[Stored dataset items]
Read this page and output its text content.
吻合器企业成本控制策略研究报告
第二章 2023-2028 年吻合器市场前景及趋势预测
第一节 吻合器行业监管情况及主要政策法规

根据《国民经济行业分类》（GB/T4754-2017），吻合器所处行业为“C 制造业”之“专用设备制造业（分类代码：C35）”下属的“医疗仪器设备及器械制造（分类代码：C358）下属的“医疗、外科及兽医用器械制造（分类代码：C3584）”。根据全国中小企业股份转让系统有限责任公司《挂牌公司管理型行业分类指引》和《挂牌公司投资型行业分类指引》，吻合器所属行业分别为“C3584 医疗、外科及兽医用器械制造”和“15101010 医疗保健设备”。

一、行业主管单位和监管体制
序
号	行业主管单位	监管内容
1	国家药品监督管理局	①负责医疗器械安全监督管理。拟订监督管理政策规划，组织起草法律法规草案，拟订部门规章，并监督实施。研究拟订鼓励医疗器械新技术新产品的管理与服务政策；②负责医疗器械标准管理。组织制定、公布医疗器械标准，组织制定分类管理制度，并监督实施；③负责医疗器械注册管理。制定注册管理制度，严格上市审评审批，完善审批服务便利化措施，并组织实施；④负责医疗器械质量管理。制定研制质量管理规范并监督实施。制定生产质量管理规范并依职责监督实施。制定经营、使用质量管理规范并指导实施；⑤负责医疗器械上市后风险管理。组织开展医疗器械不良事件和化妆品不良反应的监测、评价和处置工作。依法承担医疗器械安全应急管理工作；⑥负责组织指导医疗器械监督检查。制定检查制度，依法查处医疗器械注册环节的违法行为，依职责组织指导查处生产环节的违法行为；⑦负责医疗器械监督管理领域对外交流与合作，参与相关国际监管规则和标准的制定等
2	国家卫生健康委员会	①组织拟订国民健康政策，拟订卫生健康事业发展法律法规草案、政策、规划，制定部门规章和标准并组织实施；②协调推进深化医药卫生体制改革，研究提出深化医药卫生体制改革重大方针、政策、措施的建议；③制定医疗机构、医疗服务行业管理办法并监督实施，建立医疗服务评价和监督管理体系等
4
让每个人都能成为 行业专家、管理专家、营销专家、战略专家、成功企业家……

...

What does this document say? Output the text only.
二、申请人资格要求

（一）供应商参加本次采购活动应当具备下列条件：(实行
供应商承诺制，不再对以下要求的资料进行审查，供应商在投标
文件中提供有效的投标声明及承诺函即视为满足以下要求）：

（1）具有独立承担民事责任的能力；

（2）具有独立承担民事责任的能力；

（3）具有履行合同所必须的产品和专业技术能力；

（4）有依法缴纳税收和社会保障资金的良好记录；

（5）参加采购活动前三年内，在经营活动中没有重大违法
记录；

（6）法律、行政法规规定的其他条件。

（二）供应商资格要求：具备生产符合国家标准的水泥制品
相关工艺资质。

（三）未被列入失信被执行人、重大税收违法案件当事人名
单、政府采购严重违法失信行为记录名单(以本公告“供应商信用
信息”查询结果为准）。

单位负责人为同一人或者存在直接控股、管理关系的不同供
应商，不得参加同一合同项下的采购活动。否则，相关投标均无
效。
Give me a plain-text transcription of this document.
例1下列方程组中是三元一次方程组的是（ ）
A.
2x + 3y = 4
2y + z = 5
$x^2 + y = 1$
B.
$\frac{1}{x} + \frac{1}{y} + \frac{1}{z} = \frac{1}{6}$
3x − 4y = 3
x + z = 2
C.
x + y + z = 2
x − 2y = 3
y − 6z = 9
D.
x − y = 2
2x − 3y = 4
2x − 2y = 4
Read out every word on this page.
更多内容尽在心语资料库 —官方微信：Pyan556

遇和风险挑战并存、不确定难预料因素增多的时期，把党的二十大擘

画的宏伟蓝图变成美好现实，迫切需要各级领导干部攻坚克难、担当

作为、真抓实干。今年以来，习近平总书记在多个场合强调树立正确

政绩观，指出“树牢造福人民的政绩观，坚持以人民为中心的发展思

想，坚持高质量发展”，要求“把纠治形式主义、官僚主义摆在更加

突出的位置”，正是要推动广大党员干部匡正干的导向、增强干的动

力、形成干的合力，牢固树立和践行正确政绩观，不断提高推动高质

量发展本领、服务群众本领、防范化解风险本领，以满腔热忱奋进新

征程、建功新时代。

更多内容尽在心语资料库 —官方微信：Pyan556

---

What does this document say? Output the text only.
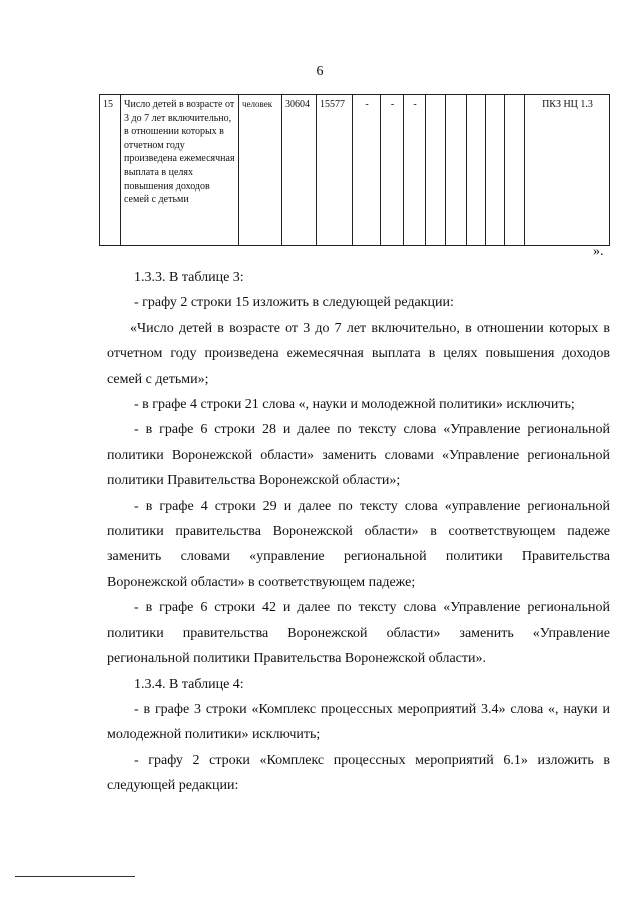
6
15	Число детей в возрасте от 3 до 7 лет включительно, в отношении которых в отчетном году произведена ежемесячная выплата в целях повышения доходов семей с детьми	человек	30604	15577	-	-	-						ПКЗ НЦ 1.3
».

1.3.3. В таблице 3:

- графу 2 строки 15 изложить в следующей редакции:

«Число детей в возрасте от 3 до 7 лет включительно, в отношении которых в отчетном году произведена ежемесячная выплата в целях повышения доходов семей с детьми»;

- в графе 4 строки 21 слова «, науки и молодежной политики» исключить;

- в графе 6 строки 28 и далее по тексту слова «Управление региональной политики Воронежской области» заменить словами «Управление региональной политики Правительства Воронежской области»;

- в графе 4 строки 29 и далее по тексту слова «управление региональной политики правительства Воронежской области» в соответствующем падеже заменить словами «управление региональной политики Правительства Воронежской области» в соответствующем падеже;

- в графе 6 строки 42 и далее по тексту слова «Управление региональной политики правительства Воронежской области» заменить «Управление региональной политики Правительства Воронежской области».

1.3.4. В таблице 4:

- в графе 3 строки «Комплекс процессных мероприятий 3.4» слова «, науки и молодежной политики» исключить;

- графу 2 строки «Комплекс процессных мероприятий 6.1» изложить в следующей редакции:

**WRITTEN REQUEST:**
Identify every line where the string "тексту" appears.

**REPLY:**
- в графе 6 строки 28 и далее по тексту слова «Управление региональной политики Воронежской области» заменить словами «Управление региональной политики Правительства Воронежской области»;
- в графе 4 строки 29 и далее по тексту слова «управление региональной политики правительства Воронежской области» в соответствующем падеже заменить словами «управление региональной политики Правительства Воронежской области» в соответствующем падеже;
- в графе 6 строки 42 и далее по тексту слова «Управление региональной политики правительства Воронежской области» заменить «Управление региональной политики Правительства Воронежской области».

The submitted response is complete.